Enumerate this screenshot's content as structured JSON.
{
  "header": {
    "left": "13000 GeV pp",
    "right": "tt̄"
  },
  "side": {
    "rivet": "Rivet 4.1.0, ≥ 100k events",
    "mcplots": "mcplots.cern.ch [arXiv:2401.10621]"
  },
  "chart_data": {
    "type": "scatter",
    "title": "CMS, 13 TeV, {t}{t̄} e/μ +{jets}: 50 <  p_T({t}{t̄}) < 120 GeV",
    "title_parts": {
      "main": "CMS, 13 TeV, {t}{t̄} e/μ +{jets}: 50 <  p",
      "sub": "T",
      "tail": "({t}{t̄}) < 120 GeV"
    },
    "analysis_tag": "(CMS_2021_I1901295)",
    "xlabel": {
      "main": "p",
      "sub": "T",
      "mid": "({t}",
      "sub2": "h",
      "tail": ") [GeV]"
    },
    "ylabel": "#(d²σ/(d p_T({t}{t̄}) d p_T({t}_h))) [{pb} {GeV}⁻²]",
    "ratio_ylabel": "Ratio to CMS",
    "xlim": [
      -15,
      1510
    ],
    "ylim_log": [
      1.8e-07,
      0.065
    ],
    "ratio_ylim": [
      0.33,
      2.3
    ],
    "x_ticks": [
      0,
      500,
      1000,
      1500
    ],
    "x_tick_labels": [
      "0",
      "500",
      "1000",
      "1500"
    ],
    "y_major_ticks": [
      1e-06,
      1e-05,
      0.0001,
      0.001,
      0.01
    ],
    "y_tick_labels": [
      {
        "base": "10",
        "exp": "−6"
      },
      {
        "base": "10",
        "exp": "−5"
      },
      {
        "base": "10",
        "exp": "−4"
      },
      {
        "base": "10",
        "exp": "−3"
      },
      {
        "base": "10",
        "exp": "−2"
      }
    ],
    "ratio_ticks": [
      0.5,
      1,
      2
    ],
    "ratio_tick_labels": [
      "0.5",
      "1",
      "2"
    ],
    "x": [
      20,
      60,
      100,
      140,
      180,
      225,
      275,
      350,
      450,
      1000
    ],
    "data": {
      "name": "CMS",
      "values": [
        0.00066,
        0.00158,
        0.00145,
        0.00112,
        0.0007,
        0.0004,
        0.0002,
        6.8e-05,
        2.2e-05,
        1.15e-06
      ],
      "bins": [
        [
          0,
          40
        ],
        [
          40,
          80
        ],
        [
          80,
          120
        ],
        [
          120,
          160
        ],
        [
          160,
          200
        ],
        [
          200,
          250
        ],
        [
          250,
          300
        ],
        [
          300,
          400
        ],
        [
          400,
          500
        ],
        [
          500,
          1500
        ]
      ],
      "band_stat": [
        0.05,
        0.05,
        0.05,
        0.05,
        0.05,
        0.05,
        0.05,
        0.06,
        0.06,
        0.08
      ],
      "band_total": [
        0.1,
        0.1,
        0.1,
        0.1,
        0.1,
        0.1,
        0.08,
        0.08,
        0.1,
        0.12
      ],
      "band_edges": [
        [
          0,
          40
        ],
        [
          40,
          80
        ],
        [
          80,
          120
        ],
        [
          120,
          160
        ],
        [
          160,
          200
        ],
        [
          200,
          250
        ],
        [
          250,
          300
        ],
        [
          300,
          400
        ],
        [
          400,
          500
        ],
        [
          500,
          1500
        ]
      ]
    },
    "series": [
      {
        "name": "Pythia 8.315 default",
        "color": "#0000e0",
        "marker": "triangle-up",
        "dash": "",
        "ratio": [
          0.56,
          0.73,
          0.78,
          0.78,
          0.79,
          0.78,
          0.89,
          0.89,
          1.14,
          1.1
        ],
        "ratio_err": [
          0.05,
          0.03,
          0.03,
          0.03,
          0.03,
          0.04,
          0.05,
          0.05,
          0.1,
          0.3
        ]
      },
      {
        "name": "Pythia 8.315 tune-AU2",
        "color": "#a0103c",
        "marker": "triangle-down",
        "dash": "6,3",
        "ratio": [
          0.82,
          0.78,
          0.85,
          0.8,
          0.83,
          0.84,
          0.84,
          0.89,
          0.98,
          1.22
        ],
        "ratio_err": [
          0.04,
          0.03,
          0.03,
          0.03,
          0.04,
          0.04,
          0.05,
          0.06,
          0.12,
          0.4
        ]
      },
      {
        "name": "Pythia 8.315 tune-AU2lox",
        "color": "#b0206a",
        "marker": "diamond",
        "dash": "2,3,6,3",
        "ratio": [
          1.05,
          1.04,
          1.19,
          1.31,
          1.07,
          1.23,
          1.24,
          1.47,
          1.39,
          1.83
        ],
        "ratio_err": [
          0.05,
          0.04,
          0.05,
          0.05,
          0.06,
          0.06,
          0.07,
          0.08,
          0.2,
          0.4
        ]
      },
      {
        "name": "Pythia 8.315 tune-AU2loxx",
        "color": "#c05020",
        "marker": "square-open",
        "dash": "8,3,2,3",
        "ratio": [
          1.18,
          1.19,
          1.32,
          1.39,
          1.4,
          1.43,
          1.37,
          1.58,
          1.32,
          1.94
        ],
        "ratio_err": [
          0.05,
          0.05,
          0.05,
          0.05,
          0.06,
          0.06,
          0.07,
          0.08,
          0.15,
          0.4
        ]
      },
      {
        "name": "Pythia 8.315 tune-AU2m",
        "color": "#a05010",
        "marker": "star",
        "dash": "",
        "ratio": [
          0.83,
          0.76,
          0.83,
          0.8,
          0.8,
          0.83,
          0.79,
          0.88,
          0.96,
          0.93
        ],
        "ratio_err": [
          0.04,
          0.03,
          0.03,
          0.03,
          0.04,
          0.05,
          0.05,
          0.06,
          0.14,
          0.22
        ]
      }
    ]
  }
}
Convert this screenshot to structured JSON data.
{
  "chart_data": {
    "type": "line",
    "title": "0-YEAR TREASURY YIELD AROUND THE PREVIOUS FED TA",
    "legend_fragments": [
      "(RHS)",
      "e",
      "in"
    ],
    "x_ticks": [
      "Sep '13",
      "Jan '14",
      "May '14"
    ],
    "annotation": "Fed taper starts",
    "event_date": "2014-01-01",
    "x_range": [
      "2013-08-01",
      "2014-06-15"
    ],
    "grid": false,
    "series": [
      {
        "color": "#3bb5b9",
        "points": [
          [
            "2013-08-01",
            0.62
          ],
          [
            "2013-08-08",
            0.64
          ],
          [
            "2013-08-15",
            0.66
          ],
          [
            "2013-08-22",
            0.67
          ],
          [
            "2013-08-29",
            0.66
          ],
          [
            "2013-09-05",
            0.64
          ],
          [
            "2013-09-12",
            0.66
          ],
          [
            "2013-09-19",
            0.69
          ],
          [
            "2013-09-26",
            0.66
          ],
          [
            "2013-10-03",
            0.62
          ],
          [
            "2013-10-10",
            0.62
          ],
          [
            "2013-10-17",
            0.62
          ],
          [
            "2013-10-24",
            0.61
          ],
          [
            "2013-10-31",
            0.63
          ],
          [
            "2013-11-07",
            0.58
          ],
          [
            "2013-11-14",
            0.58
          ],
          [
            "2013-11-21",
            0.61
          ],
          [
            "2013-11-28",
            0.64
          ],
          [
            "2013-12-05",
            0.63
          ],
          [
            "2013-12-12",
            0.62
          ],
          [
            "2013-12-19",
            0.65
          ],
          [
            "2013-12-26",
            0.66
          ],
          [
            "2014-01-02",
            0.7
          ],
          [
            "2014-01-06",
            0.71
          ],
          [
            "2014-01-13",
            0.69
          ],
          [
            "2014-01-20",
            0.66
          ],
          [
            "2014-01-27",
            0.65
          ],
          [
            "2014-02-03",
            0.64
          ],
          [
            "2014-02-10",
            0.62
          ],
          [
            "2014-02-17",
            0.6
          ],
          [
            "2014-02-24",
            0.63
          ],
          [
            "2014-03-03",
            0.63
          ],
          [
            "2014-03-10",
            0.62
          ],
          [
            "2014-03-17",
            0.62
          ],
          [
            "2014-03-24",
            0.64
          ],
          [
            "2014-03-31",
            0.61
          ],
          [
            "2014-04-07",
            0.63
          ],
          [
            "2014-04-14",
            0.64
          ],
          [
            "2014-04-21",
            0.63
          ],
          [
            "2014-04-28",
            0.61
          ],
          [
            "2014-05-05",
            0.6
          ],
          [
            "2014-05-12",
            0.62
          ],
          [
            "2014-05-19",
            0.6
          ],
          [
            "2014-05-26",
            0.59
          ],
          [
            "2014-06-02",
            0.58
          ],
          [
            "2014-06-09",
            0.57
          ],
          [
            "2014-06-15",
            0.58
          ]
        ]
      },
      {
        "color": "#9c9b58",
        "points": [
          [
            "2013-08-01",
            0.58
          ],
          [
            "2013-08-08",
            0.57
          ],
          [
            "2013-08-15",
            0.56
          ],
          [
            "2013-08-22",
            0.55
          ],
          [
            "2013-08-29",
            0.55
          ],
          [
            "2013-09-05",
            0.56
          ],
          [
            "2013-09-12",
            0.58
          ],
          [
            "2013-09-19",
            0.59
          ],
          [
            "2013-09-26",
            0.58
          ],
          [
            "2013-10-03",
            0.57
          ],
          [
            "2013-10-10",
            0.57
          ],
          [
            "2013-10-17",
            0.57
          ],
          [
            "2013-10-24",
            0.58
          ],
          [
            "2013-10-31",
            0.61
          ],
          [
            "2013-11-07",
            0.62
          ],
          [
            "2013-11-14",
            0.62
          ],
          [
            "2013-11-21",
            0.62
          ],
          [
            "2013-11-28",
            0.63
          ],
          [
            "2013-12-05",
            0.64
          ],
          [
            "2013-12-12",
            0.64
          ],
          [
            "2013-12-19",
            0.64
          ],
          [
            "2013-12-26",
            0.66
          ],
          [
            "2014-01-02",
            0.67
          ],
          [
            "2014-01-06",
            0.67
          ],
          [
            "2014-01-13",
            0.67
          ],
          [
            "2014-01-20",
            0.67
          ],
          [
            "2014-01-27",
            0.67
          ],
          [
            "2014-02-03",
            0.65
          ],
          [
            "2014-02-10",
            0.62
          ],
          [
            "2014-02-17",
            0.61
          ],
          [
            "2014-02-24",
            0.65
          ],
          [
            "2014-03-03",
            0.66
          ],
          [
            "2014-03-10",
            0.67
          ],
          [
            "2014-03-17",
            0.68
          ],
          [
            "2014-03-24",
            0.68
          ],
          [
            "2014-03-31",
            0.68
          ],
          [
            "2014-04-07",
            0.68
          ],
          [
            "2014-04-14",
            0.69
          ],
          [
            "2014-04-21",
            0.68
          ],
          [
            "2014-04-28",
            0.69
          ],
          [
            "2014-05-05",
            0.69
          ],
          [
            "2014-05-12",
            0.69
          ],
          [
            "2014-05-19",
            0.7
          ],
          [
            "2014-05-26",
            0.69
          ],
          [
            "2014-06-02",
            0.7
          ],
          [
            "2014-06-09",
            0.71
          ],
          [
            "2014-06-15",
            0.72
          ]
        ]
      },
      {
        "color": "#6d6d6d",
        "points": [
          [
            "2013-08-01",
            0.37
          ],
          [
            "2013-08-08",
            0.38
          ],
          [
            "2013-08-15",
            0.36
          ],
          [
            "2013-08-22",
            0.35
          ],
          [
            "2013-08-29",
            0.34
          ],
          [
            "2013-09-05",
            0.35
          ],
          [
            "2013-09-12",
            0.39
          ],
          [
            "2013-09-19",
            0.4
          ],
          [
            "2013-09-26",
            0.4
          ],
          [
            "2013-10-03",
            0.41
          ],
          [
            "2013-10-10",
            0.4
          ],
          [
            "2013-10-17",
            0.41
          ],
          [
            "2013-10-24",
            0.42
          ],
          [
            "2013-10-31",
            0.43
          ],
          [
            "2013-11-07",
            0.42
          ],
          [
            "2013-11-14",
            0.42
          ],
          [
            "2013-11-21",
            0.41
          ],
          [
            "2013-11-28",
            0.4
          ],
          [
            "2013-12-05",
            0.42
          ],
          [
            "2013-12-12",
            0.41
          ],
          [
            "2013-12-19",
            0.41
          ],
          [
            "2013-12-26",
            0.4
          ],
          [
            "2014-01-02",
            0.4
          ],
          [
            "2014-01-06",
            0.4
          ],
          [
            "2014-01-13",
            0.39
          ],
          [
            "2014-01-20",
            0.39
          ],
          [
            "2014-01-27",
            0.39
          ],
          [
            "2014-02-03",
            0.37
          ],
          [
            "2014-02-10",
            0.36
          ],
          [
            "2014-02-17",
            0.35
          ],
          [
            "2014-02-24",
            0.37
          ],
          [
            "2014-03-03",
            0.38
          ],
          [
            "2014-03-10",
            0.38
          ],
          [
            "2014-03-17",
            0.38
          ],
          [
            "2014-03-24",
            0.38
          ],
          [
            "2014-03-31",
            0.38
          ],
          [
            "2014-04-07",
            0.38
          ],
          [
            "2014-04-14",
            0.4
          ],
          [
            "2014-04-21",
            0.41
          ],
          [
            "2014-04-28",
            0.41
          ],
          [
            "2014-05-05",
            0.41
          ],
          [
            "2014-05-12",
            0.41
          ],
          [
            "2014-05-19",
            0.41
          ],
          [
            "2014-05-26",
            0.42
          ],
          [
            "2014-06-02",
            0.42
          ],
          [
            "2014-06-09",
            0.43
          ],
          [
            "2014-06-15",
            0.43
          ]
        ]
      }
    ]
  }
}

————————

- **GIVEN EXERCISE**: Show every line where the string "this" appears.

- **FINAL RESULT**:
Enumerate this screenshot's content as structured JSON.
Convert this screenshot to structured JSON data.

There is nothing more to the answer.